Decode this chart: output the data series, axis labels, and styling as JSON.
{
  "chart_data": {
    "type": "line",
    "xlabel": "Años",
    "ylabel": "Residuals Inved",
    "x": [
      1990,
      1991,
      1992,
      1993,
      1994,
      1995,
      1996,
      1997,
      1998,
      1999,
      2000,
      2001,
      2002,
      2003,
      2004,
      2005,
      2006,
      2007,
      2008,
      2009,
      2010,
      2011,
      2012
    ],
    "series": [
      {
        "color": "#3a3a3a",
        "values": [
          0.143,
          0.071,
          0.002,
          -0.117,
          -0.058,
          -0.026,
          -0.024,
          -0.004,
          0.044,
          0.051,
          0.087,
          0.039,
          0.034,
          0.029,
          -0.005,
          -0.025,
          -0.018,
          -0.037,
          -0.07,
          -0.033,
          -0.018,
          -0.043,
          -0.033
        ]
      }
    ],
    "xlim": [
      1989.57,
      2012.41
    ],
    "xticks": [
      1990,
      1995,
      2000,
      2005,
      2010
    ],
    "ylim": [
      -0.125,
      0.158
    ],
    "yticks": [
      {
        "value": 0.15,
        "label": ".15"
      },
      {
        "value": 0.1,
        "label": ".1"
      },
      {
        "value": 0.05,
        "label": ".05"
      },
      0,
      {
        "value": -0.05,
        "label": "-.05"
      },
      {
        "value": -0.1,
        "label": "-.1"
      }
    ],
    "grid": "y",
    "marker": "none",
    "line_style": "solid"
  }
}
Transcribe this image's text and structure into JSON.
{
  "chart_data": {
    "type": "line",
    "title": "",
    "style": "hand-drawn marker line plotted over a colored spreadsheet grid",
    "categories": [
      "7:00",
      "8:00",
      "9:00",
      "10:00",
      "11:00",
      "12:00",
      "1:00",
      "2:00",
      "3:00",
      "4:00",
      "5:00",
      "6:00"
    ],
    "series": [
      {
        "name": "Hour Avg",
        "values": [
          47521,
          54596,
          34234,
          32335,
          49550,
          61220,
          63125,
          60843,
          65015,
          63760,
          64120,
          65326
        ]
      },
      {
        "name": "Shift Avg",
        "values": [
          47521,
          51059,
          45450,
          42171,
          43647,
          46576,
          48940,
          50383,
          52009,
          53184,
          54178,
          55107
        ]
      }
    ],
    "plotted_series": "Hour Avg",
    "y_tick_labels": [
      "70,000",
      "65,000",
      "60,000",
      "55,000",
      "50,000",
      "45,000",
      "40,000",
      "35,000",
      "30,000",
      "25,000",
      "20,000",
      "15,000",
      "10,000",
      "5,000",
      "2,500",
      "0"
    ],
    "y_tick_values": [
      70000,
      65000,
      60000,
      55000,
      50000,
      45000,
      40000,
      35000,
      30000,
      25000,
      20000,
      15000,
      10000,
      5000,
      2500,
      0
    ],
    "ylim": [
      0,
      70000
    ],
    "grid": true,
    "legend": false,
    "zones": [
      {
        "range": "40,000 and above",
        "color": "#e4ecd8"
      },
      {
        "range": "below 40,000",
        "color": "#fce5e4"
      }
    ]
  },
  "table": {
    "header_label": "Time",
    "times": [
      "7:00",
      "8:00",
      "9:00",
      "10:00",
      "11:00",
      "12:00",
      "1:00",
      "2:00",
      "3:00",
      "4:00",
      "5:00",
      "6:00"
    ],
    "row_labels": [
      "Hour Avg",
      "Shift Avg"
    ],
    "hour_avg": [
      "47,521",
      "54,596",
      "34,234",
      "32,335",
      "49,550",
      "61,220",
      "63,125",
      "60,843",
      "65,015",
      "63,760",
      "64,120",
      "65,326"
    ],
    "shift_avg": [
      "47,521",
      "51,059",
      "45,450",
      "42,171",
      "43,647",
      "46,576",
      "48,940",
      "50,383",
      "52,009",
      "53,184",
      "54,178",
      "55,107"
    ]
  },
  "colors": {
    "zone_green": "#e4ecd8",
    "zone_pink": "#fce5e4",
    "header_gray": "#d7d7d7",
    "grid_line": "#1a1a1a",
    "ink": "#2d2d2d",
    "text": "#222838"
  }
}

* **Description of the task**: The records above must be repeated exactly, every one of them.

* **Expected answer**:
Decode this chart: output the data series, axis labels, and styling as JSON.
{
  "chart_data": {
    "type": "line",
    "xlabel": "Años",
    "ylabel": "Residuals Inved",
    "x": [
      1990,
      1991,
      1992,
      1993,
      1994,
      1995,
      1996,
      1997,
      1998,
      1999,
      2000,
      2001,
      2002,
      2003,
      2004,
      2005,
      2006,
      2007,
      2008,
      2009,
      2010,
      2011,
      2012
    ],
    "series": [
      {
        "color": "#3a3a3a",
        "values": [
          0.143,
          0.071,
          0.002,
          -0.117,
          -0.058,
          -0.026,
          -0.024,
          -0.004,
          0.044,
          0.051,
          0.087,
          0.039,
          0.034,
          0.029,
          -0.005,
          -0.025,
          -0.018,
          -0.037,
          -0.07,
          -0.033,
          -0.018,
          -0.043,
          -0.033
        ]
      }
    ],
    "xlim": [
      1989.57,
      2012.41
    ],
    "xticks": [
      1990,
      1995,
      2000,
      2005,
      2010
    ],
    "ylim": [
      -0.125,
      0.158
    ],
    "yticks": [
      {
        "value": 0.15,
        "label": ".15"
      },
      {
        "value": 0.1,
        "label": ".1"
      },
      {
        "value": 0.05,
        "label": ".05"
      },
      0,
      {
        "value": -0.05,
        "label": "-.05"
      },
      {
        "value": -0.1,
        "label": "-.1"
      }
    ],
    "grid": "y",
    "marker": "none",
    "line_style": "solid"
  }
}
Transcribe this image's text and structure into JSON.
{
  "chart_data": {
    "type": "line",
    "title": "",
    "style": "hand-drawn marker line plotted over a colored spreadsheet grid",
    "categories": [
      "7:00",
      "8:00",
      "9:00",
      "10:00",
      "11:00",
      "12:00",
      "1:00",
      "2:00",
      "3:00",
      "4:00",
      "5:00",
      "6:00"
    ],
    "series": [
      {
        "name": "Hour Avg",
        "values": [
          47521,
          54596,
          34234,
          32335,
          49550,
          61220,
          63125,
          60843,
          65015,
          63760,
          64120,
          65326
        ]
      },
      {
        "name": "Shift Avg",
        "values": [
          47521,
          51059,
          45450,
          42171,
          43647,
          46576,
          48940,
          50383,
          52009,
          53184,
          54178,
          55107
        ]
      }
    ],
    "plotted_series": "Hour Avg",
    "y_tick_labels": [
      "70,000",
      "65,000",
      "60,000",
      "55,000",
      "50,000",
      "45,000",
      "40,000",
      "35,000",
      "30,000",
      "25,000",
      "20,000",
      "15,000",
      "10,000",
      "5,000",
      "2,500",
      "0"
    ],
    "y_tick_values": [
      70000,
      65000,
      60000,
      55000,
      50000,
      45000,
      40000,
      35000,
      30000,
      25000,
      20000,
      15000,
      10000,
      5000,
      2500,
      0
    ],
    "ylim": [
      0,
      70000
    ],
    "grid": true,
    "legend": false,
    "zones": [
      {
        "range": "40,000 and above",
        "color": "#e4ecd8"
      },
      {
        "range": "below 40,000",
        "color": "#fce5e4"
      }
    ]
  },
  "table": {
    "header_label": "Time",
    "times": [
      "7:00",
      "8:00",
      "9:00",
      "10:00",
      "11:00",
      "12:00",
      "1:00",
      "2:00",
      "3:00",
      "4:00",
      "5:00",
      "6:00"
    ],
    "row_labels": [
      "Hour Avg",
      "Shift Avg"
    ],
    "hour_avg": [
      "47,521",
      "54,596",
      "34,234",
      "32,335",
      "49,550",
      "61,220",
      "63,125",
      "60,843",
      "65,015",
      "63,760",
      "64,120",
      "65,326"
    ],
    "shift_avg": [
      "47,521",
      "51,059",
      "45,450",
      "42,171",
      "43,647",
      "46,576",
      "48,940",
      "50,383",
      "52,009",
      "53,184",
      "54,178",
      "55,107"
    ]
  },
  "colors": {
    "zone_green": "#e4ecd8",
    "zone_pink": "#fce5e4",
    "header_gray": "#d7d7d7",
    "grid_line": "#1a1a1a",
    "ink": "#2d2d2d",
    "text": "#222838"
  }
}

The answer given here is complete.